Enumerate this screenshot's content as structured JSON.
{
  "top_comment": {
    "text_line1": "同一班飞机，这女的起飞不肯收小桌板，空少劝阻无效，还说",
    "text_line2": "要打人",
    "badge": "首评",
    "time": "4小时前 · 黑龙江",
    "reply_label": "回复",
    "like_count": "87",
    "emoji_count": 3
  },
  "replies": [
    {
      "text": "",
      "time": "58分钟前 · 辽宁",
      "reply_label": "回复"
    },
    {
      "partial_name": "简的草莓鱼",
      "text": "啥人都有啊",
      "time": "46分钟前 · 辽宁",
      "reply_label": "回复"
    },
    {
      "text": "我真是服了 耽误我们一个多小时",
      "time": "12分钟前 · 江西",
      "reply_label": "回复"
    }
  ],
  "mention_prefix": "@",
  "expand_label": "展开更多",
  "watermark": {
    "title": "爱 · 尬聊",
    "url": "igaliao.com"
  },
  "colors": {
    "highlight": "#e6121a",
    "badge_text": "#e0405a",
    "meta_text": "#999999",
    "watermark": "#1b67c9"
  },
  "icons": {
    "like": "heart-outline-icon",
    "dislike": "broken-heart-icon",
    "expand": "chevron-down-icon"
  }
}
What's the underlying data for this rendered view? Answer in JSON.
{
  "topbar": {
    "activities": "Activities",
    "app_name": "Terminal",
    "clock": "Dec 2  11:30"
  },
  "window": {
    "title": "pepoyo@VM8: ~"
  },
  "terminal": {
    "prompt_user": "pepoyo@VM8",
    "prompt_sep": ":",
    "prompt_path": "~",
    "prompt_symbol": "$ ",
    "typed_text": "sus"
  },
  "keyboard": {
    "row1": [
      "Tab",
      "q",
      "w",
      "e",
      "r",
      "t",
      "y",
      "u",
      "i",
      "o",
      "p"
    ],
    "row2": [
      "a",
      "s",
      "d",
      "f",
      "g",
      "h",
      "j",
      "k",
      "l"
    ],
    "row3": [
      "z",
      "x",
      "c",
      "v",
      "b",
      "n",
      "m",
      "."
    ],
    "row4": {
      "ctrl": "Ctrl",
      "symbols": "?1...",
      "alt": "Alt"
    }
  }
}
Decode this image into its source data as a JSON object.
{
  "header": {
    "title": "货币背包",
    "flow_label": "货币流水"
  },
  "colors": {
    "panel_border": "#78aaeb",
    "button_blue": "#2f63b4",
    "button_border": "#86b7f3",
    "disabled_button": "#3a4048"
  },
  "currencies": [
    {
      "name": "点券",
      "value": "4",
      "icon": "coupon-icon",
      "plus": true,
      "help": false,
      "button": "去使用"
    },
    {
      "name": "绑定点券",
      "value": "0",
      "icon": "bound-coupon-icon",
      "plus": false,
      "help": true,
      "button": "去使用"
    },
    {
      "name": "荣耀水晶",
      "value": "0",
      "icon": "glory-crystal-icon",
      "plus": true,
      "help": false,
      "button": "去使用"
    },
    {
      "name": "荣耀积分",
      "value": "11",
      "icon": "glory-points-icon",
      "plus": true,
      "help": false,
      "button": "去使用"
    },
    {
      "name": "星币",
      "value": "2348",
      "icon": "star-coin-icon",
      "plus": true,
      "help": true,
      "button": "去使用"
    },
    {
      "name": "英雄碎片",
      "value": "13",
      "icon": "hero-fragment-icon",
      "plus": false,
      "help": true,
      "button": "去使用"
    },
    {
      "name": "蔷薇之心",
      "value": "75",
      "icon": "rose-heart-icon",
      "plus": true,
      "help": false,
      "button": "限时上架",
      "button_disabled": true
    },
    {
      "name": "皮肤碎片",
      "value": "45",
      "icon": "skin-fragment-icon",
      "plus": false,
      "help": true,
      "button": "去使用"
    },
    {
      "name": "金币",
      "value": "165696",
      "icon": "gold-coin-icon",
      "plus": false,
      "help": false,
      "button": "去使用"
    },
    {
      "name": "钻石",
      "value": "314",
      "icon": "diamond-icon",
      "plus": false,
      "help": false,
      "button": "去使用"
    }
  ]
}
————
*THE PROBLEM*. Looking at the data above, show all lines where the word "value" occurs.

*EXERCISE RESPONSE*.
      "value": "4",
      "value": "0",
      "value": "0",
      "value": "11",
      "value": "2348",
      "value": "13",
      "value": "75",
      "value": "45",
      "value": "165696",
      "value": "314",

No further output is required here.